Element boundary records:
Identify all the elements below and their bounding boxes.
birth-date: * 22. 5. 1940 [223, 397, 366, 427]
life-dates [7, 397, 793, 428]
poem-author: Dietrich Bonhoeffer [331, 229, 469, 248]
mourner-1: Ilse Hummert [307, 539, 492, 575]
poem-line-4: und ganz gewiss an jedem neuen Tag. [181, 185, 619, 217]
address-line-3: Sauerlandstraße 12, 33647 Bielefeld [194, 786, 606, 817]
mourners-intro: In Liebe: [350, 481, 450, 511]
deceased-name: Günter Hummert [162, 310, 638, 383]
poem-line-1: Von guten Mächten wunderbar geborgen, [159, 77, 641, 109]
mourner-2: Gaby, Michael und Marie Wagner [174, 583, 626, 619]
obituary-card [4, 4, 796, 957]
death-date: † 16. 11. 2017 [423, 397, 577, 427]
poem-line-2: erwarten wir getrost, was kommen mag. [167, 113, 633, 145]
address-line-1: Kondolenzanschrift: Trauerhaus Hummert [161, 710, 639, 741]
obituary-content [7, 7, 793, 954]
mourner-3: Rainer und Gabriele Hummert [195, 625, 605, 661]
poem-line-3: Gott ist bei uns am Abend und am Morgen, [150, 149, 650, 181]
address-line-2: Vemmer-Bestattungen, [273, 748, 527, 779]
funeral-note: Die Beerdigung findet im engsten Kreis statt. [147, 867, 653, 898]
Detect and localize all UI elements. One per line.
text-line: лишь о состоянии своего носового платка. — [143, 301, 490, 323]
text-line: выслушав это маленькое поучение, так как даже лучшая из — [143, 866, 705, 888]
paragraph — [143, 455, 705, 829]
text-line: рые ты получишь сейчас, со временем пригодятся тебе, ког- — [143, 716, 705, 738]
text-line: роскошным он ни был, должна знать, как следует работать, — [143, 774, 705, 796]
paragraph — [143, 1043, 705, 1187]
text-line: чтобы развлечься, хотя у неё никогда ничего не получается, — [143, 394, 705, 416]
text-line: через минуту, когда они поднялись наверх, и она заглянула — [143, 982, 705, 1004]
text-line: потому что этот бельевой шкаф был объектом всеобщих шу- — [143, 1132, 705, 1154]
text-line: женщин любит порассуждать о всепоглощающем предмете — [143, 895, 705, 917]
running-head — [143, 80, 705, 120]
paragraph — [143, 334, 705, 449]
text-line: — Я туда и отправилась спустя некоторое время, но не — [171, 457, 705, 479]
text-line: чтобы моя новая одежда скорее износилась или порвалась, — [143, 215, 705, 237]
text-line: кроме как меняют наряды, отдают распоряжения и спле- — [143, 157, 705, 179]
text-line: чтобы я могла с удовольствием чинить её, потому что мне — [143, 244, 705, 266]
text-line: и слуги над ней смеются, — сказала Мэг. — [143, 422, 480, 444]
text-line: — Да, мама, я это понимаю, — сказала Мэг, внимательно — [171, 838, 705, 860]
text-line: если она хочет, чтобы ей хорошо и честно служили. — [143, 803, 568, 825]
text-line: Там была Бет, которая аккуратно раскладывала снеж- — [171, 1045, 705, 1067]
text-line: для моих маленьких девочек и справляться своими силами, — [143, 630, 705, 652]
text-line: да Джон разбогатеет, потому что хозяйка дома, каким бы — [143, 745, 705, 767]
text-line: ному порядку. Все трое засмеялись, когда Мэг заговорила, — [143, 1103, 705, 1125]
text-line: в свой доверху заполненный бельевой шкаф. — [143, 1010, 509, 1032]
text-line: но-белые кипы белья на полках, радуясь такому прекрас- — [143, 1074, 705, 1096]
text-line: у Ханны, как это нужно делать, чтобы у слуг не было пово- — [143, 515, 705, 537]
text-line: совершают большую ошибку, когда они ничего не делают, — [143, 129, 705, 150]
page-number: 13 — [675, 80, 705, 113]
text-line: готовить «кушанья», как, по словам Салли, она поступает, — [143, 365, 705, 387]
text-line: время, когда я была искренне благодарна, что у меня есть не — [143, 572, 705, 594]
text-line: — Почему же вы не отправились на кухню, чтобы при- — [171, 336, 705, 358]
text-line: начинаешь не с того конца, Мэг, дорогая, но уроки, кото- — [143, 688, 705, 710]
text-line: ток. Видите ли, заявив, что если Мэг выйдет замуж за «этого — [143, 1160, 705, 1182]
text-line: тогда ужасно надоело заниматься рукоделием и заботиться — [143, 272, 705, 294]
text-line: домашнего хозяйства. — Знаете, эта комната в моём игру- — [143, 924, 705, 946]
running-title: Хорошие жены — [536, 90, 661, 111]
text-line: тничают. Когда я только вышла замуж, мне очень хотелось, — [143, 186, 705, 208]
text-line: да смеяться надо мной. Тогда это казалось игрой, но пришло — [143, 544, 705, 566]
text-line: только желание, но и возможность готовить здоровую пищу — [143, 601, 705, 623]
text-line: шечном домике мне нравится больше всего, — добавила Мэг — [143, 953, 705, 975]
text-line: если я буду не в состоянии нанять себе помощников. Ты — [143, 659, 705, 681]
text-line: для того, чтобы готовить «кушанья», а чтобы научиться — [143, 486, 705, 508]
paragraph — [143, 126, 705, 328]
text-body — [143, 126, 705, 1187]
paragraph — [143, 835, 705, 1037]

WHAT THE TASK REQUIRES: Reproduce every line of the records above verbatim, keeping each line's wording, numbers, and order unchanged.

RESULT OF THE EXERCISE:
Identify all the elements below and their bounding boxes.
birth-date: * 22. 5. 1940 [223, 397, 366, 427]
life-dates [7, 397, 793, 428]
poem-author: Dietrich Bonhoeffer [331, 229, 469, 248]
mourner-1: Ilse Hummert [307, 539, 492, 575]
poem-line-4: und ganz gewiss an jedem neuen Tag. [181, 185, 619, 217]
address-line-3: Sauerlandstraße 12, 33647 Bielefeld [194, 786, 606, 817]
mourners-intro: In Liebe: [350, 481, 450, 511]
deceased-name: Günter Hummert [162, 310, 638, 383]
poem-line-1: Von guten Mächten wunderbar geborgen, [159, 77, 641, 109]
mourner-2: Gaby, Michael und Marie Wagner [174, 583, 626, 619]
obituary-card [4, 4, 796, 957]
death-date: † 16. 11. 2017 [423, 397, 577, 427]
poem-line-2: erwarten wir getrost, was kommen mag. [167, 113, 633, 145]
address-line-1: Kondolenzanschrift: Trauerhaus Hummert [161, 710, 639, 741]
obituary-content [7, 7, 793, 954]
mourner-3: Rainer und Gabriele Hummert [195, 625, 605, 661]
poem-line-3: Gott ist bei uns am Abend und am Morgen, [150, 149, 650, 181]
address-line-2: Vemmer-Bestattungen, [273, 748, 527, 779]
funeral-note: Die Beerdigung findet im engsten Kreis statt. [147, 867, 653, 898]
Detect and localize all UI elements. One per line.
text-line: лишь о состоянии своего носового платка. — [143, 301, 490, 323]
text-line: выслушав это маленькое поучение, так как даже лучшая из — [143, 866, 705, 888]
paragraph — [143, 455, 705, 829]
text-line: рые ты получишь сейчас, со временем пригодятся тебе, ког- — [143, 716, 705, 738]
text-line: роскошным он ни был, должна знать, как следует работать, — [143, 774, 705, 796]
paragraph — [143, 1043, 705, 1187]
text-line: чтобы развлечься, хотя у неё никогда ничего не получается, — [143, 394, 705, 416]
text-line: через минуту, когда они поднялись наверх, и она заглянула — [143, 982, 705, 1004]
text-line: потому что этот бельевой шкаф был объектом всеобщих шу- — [143, 1132, 705, 1154]
text-line: женщин любит порассуждать о всепоглощающем предмете — [143, 895, 705, 917]
running-head — [143, 80, 705, 120]
paragraph — [143, 334, 705, 449]
text-line: — Я туда и отправилась спустя некоторое время, но не — [171, 457, 705, 479]
text-line: чтобы моя новая одежда скорее износилась или порвалась, — [143, 215, 705, 237]
text-line: кроме как меняют наряды, отдают распоряжения и спле- — [143, 157, 705, 179]
text-line: чтобы я могла с удовольствием чинить её, потому что мне — [143, 244, 705, 266]
text-line: и слуги над ней смеются, — сказала Мэг. — [143, 422, 480, 444]
text-line: — Да, мама, я это понимаю, — сказала Мэг, внимательно — [171, 838, 705, 860]
text-line: если она хочет, чтобы ей хорошо и честно служили. — [143, 803, 568, 825]
text-line: Там была Бет, которая аккуратно раскладывала снеж- — [171, 1045, 705, 1067]
text-line: для моих маленьких девочек и справляться своими силами, — [143, 630, 705, 652]
text-line: да Джон разбогатеет, потому что хозяйка дома, каким бы — [143, 745, 705, 767]
text-line: ному порядку. Все трое засмеялись, когда Мэг заговорила, — [143, 1103, 705, 1125]
text-line: в свой доверху заполненный бельевой шкаф. — [143, 1010, 509, 1032]
text-line: но-белые кипы белья на полках, радуясь такому прекрас- — [143, 1074, 705, 1096]
text-line: у Ханны, как это нужно делать, чтобы у слуг не было пово- — [143, 515, 705, 537]
text-line: совершают большую ошибку, когда они ничего не делают, — [143, 129, 705, 150]
page-number: 13 — [675, 80, 705, 113]
text-line: готовить «кушанья», как, по словам Салли, она поступает, — [143, 365, 705, 387]
text-line: время, когда я была искренне благодарна, что у меня есть не — [143, 572, 705, 594]
text-line: — Почему же вы не отправились на кухню, чтобы при- — [171, 336, 705, 358]
text-line: начинаешь не с того конца, Мэг, дорогая, но уроки, кото- — [143, 688, 705, 710]
text-line: ток. Видите ли, заявив, что если Мэг выйдет замуж за «этого — [143, 1160, 705, 1182]
text-line: тогда ужасно надоело заниматься рукоделием и заботиться — [143, 272, 705, 294]
text-line: домашнего хозяйства. — Знаете, эта комната в моём игру- — [143, 924, 705, 946]
running-title: Хорошие жены — [536, 90, 661, 111]
text-line: тничают. Когда я только вышла замуж, мне очень хотелось, — [143, 186, 705, 208]
text-line: да смеяться надо мной. Тогда это казалось игрой, но пришло — [143, 544, 705, 566]
text-line: только желание, но и возможность готовить здоровую пищу — [143, 601, 705, 623]
text-line: шечном домике мне нравится больше всего, — добавила Мэг — [143, 953, 705, 975]
text-line: если я буду не в состоянии нанять себе помощников. Ты — [143, 659, 705, 681]
text-line: для того, чтобы готовить «кушанья», а чтобы научиться — [143, 486, 705, 508]
paragraph — [143, 126, 705, 328]
text-body — [143, 126, 705, 1187]
paragraph — [143, 835, 705, 1037]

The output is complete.